*RECORDS SHOWN*.
++++++

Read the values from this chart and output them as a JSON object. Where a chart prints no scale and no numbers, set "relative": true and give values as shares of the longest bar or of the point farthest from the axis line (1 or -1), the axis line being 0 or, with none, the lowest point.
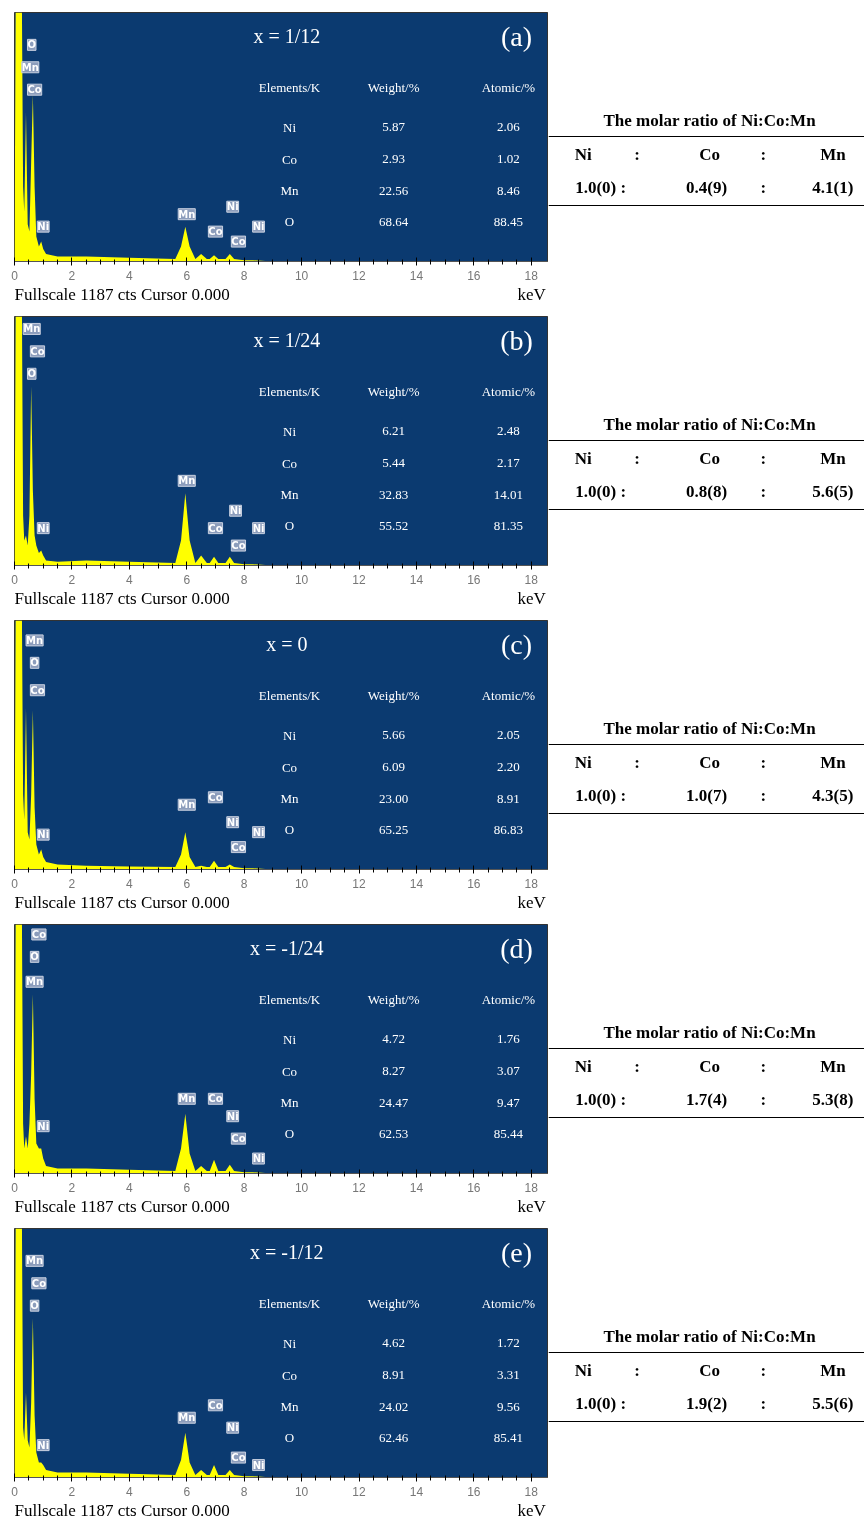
{
  "chart_data": [
    {
      "type": "area",
      "title": "x = 1/12",
      "subtitle": "(a)",
      "xlabel": "keV",
      "relative": true,
      "tick_labels": "x",
      "color": "#ffff00",
      "xlim": [
        0,
        18.6
      ],
      "xticks": [
        0,
        2,
        4,
        6,
        8,
        10,
        12,
        14,
        16,
        18
      ],
      "x": [
        0,
        0.04,
        0.08,
        0.26,
        0.3,
        0.34,
        0.4,
        0.46,
        0.52,
        0.58,
        0.64,
        0.7,
        0.76,
        0.85,
        0.93,
        1.0,
        1.1,
        1.5,
        2.5,
        4,
        5.6,
        5.8,
        5.95,
        6.1,
        6.3,
        6.5,
        6.7,
        6.8,
        6.95,
        7.1,
        7.35,
        7.5,
        7.65,
        8.0,
        8.3,
        9,
        10,
        18
      ],
      "values": [
        0,
        1,
        1,
        1,
        0.3,
        0.2,
        0.6,
        0.15,
        0.12,
        0.4,
        0.67,
        0.3,
        0.1,
        0.06,
        0.08,
        0.05,
        0.03,
        0.02,
        0.02,
        0.015,
        0.01,
        0.06,
        0.14,
        0.06,
        0.01,
        0.03,
        0.01,
        0.01,
        0.025,
        0.01,
        0.01,
        0.03,
        0.01,
        0.005,
        0.005,
        0,
        0,
        0
      ],
      "annotations": [
        "Fullscale 1187 cts Cursor 0.000",
        "Elements/K",
        "Weight/%",
        "Atomic/%",
        "Ni",
        "5.87",
        "2.06",
        "Co",
        "2.93",
        "1.02",
        "Mn",
        "22.56",
        "8.46",
        "O",
        "68.64",
        "88.45",
        "The molar ratio of Ni:Co:Mn",
        "Ni",
        ":",
        "Co",
        ":",
        "Mn",
        "1.0(0) :",
        "0.4(9)",
        ":",
        "4.1(1)",
        {
          "text": "O",
          "x": 0.6,
          "y": 0.87
        },
        {
          "text": "Mn",
          "x": 0.55,
          "y": 0.78
        },
        {
          "text": "Co",
          "x": 0.7,
          "y": 0.69
        },
        {
          "text": "Ni",
          "x": 1.0,
          "y": 0.14
        },
        {
          "text": "Mn",
          "x": 6.0,
          "y": 0.19
        },
        {
          "text": "Co",
          "x": 7.0,
          "y": 0.12
        },
        {
          "text": "Ni",
          "x": 7.6,
          "y": 0.22
        },
        {
          "text": "Co",
          "x": 7.8,
          "y": 0.08
        },
        {
          "text": "Ni",
          "x": 8.5,
          "y": 0.14
        }
      ]
    },
    {
      "type": "area",
      "title": "x = 1/24",
      "subtitle": "(b)",
      "xlabel": "keV",
      "relative": true,
      "tick_labels": "x",
      "color": "#ffff00",
      "xlim": [
        0,
        18.6
      ],
      "xticks": [
        0,
        2,
        4,
        6,
        8,
        10,
        12,
        14,
        16,
        18
      ],
      "x": [
        0,
        0.04,
        0.08,
        0.26,
        0.3,
        0.34,
        0.4,
        0.46,
        0.52,
        0.58,
        0.64,
        0.7,
        0.76,
        0.85,
        0.93,
        1.0,
        1.1,
        1.5,
        2.5,
        4,
        5.6,
        5.8,
        5.95,
        6.1,
        6.3,
        6.5,
        6.7,
        6.8,
        6.95,
        7.1,
        7.35,
        7.5,
        7.65,
        8.0,
        8.3,
        9,
        10,
        18
      ],
      "values": [
        0,
        1,
        1,
        1,
        0.2,
        0.1,
        0.12,
        0.08,
        0.2,
        0.72,
        0.3,
        0.12,
        0.08,
        0.05,
        0.06,
        0.04,
        0.02,
        0.015,
        0.02,
        0.015,
        0.01,
        0.1,
        0.29,
        0.1,
        0.01,
        0.04,
        0.01,
        0.01,
        0.035,
        0.01,
        0.01,
        0.035,
        0.01,
        0.005,
        0.005,
        0,
        0,
        0
      ],
      "annotations": [
        "Fullscale 1187 cts Cursor 0.000",
        "Elements/K",
        "Weight/%",
        "Atomic/%",
        "Ni",
        "6.21",
        "2.48",
        "Co",
        "5.44",
        "2.17",
        "Mn",
        "32.83",
        "14.01",
        "O",
        "55.52",
        "81.35",
        "The molar ratio of Ni:Co:Mn",
        "Ni",
        ":",
        "Co",
        ":",
        "Mn",
        "1.0(0) :",
        "0.8(8)",
        ":",
        "5.6(5)",
        {
          "text": "Mn",
          "x": 0.6,
          "y": 0.95
        },
        {
          "text": "Co",
          "x": 0.8,
          "y": 0.86
        },
        {
          "text": "O",
          "x": 0.6,
          "y": 0.77
        },
        {
          "text": "Ni",
          "x": 1.0,
          "y": 0.15
        },
        {
          "text": "Mn",
          "x": 6.0,
          "y": 0.34
        },
        {
          "text": "Co",
          "x": 7.0,
          "y": 0.15
        },
        {
          "text": "Ni",
          "x": 7.7,
          "y": 0.22
        },
        {
          "text": "Co",
          "x": 7.8,
          "y": 0.08
        },
        {
          "text": "Ni",
          "x": 8.5,
          "y": 0.15
        }
      ]
    },
    {
      "type": "area",
      "title": "x = 0",
      "subtitle": "(c)",
      "xlabel": "keV",
      "relative": true,
      "tick_labels": "x",
      "color": "#ffff00",
      "xlim": [
        0,
        18.6
      ],
      "xticks": [
        0,
        2,
        4,
        6,
        8,
        10,
        12,
        14,
        16,
        18
      ],
      "x": [
        0,
        0.04,
        0.08,
        0.26,
        0.3,
        0.34,
        0.4,
        0.46,
        0.52,
        0.58,
        0.64,
        0.7,
        0.76,
        0.85,
        0.93,
        1.0,
        1.1,
        1.5,
        2.5,
        4,
        5.6,
        5.8,
        5.95,
        6.1,
        6.3,
        6.5,
        6.7,
        6.8,
        6.95,
        7.1,
        7.35,
        7.5,
        7.65,
        8.0,
        8.3,
        9,
        10,
        18
      ],
      "values": [
        0,
        1,
        1,
        1,
        0.3,
        0.2,
        0.65,
        0.15,
        0.12,
        0.3,
        0.64,
        0.25,
        0.1,
        0.06,
        0.08,
        0.05,
        0.03,
        0.02,
        0.015,
        0.012,
        0.01,
        0.06,
        0.15,
        0.05,
        0.01,
        0.015,
        0.01,
        0.01,
        0.035,
        0.01,
        0.01,
        0.02,
        0.01,
        0.005,
        0.005,
        0,
        0,
        0
      ],
      "annotations": [
        "Fullscale 1187 cts Cursor 0.000",
        "Elements/K",
        "Weight/%",
        "Atomic/%",
        "Ni",
        "5.66",
        "2.05",
        "Co",
        "6.09",
        "2.20",
        "Mn",
        "23.00",
        "8.91",
        "O",
        "65.25",
        "86.83",
        "The molar ratio of Ni:Co:Mn",
        "Ni",
        ":",
        "Co",
        ":",
        "Mn",
        "1.0(0) :",
        "1.0(7)",
        ":",
        "4.3(5)",
        {
          "text": "Mn",
          "x": 0.7,
          "y": 0.92
        },
        {
          "text": "O",
          "x": 0.7,
          "y": 0.83
        },
        {
          "text": "Co",
          "x": 0.8,
          "y": 0.72
        },
        {
          "text": "Ni",
          "x": 1.0,
          "y": 0.14
        },
        {
          "text": "Mn",
          "x": 6.0,
          "y": 0.26
        },
        {
          "text": "Co",
          "x": 7.0,
          "y": 0.29
        },
        {
          "text": "Ni",
          "x": 7.6,
          "y": 0.19
        },
        {
          "text": "Co",
          "x": 7.8,
          "y": 0.09
        },
        {
          "text": "Ni",
          "x": 8.5,
          "y": 0.15
        }
      ]
    },
    {
      "type": "area",
      "title": "x = -1/24",
      "subtitle": "(d)",
      "xlabel": "keV",
      "relative": true,
      "tick_labels": "x",
      "color": "#ffff00",
      "xlim": [
        0,
        18.6
      ],
      "xticks": [
        0,
        2,
        4,
        6,
        8,
        10,
        12,
        14,
        16,
        18
      ],
      "x": [
        0,
        0.04,
        0.08,
        0.26,
        0.3,
        0.34,
        0.4,
        0.46,
        0.52,
        0.58,
        0.64,
        0.7,
        0.76,
        0.85,
        0.93,
        1.0,
        1.1,
        1.5,
        2.5,
        4,
        5.6,
        5.8,
        5.95,
        6.1,
        6.3,
        6.5,
        6.7,
        6.8,
        6.95,
        7.1,
        7.35,
        7.5,
        7.65,
        8.0,
        8.3,
        9,
        10,
        18
      ],
      "values": [
        0,
        1,
        1,
        1,
        0.2,
        0.1,
        0.15,
        0.1,
        0.2,
        0.4,
        0.72,
        0.3,
        0.12,
        0.1,
        0.1,
        0.06,
        0.03,
        0.02,
        0.02,
        0.015,
        0.01,
        0.1,
        0.24,
        0.08,
        0.01,
        0.03,
        0.01,
        0.01,
        0.055,
        0.01,
        0.01,
        0.035,
        0.01,
        0.005,
        0.005,
        0,
        0,
        0
      ],
      "annotations": [
        "Fullscale 1187 cts Cursor 0.000",
        "Elements/K",
        "Weight/%",
        "Atomic/%",
        "Ni",
        "4.72",
        "1.76",
        "Co",
        "8.27",
        "3.07",
        "Mn",
        "24.47",
        "9.47",
        "O",
        "62.53",
        "85.44",
        "The molar ratio of Ni:Co:Mn",
        "Ni",
        ":",
        "Co",
        ":",
        "Mn",
        "1.0(0) :",
        "1.7(4)",
        ":",
        "5.3(8)",
        {
          "text": "Co",
          "x": 0.85,
          "y": 0.96
        },
        {
          "text": "O",
          "x": 0.7,
          "y": 0.87
        },
        {
          "text": "Mn",
          "x": 0.7,
          "y": 0.77
        },
        {
          "text": "Ni",
          "x": 1.0,
          "y": 0.19
        },
        {
          "text": "Mn",
          "x": 6.0,
          "y": 0.3
        },
        {
          "text": "Co",
          "x": 7.0,
          "y": 0.3
        },
        {
          "text": "Ni",
          "x": 7.6,
          "y": 0.23
        },
        {
          "text": "Co",
          "x": 7.8,
          "y": 0.14
        },
        {
          "text": "Ni",
          "x": 8.5,
          "y": 0.06
        }
      ]
    },
    {
      "type": "area",
      "title": "x = -1/12",
      "subtitle": "(e)",
      "xlabel": "keV",
      "relative": true,
      "tick_labels": "x",
      "color": "#ffff00",
      "xlim": [
        0,
        18.6
      ],
      "xticks": [
        0,
        2,
        4,
        6,
        8,
        10,
        12,
        14,
        16,
        18
      ],
      "x": [
        0,
        0.04,
        0.08,
        0.26,
        0.3,
        0.34,
        0.4,
        0.46,
        0.52,
        0.58,
        0.64,
        0.7,
        0.76,
        0.85,
        0.93,
        1.0,
        1.1,
        1.5,
        2.5,
        4,
        5.6,
        5.8,
        5.95,
        6.1,
        6.3,
        6.5,
        6.7,
        6.8,
        6.95,
        7.1,
        7.35,
        7.5,
        7.65,
        8.0,
        8.3,
        9,
        10,
        18
      ],
      "values": [
        0,
        1,
        1,
        1,
        0.2,
        0.15,
        0.34,
        0.15,
        0.12,
        0.3,
        0.64,
        0.25,
        0.1,
        0.06,
        0.06,
        0.05,
        0.03,
        0.02,
        0.02,
        0.015,
        0.01,
        0.07,
        0.18,
        0.06,
        0.01,
        0.03,
        0.01,
        0.01,
        0.05,
        0.01,
        0.01,
        0.03,
        0.01,
        0.005,
        0.005,
        0,
        0,
        0
      ],
      "annotations": [
        "Fullscale 1187 cts Cursor 0.000",
        "Elements/K",
        "Weight/%",
        "Atomic/%",
        "Ni",
        "4.62",
        "1.72",
        "Co",
        "8.91",
        "3.31",
        "Mn",
        "24.02",
        "9.56",
        "O",
        "62.46",
        "85.41",
        "The molar ratio of Ni:Co:Mn",
        "Ni",
        ":",
        "Co",
        ":",
        "Mn",
        "1.0(0) :",
        "1.9(2)",
        ":",
        "5.5(6)",
        {
          "text": "Mn",
          "x": 0.7,
          "y": 0.87
        },
        {
          "text": "Co",
          "x": 0.85,
          "y": 0.78
        },
        {
          "text": "O",
          "x": 0.7,
          "y": 0.69
        },
        {
          "text": "Ni",
          "x": 1.0,
          "y": 0.13
        },
        {
          "text": "Mn",
          "x": 6.0,
          "y": 0.24
        },
        {
          "text": "Co",
          "x": 7.0,
          "y": 0.29
        },
        {
          "text": "Ni",
          "x": 7.6,
          "y": 0.2
        },
        {
          "text": "Co",
          "x": 7.8,
          "y": 0.08
        },
        {
          "text": "Ni",
          "x": 8.5,
          "y": 0.05
        }
      ]
    }
  ]
}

++++++

*STATED PROBLEM*.
In the listing above, count each line that holds the string "subtitle". Give the number only.

*EXPECTED OUTPUT*.
5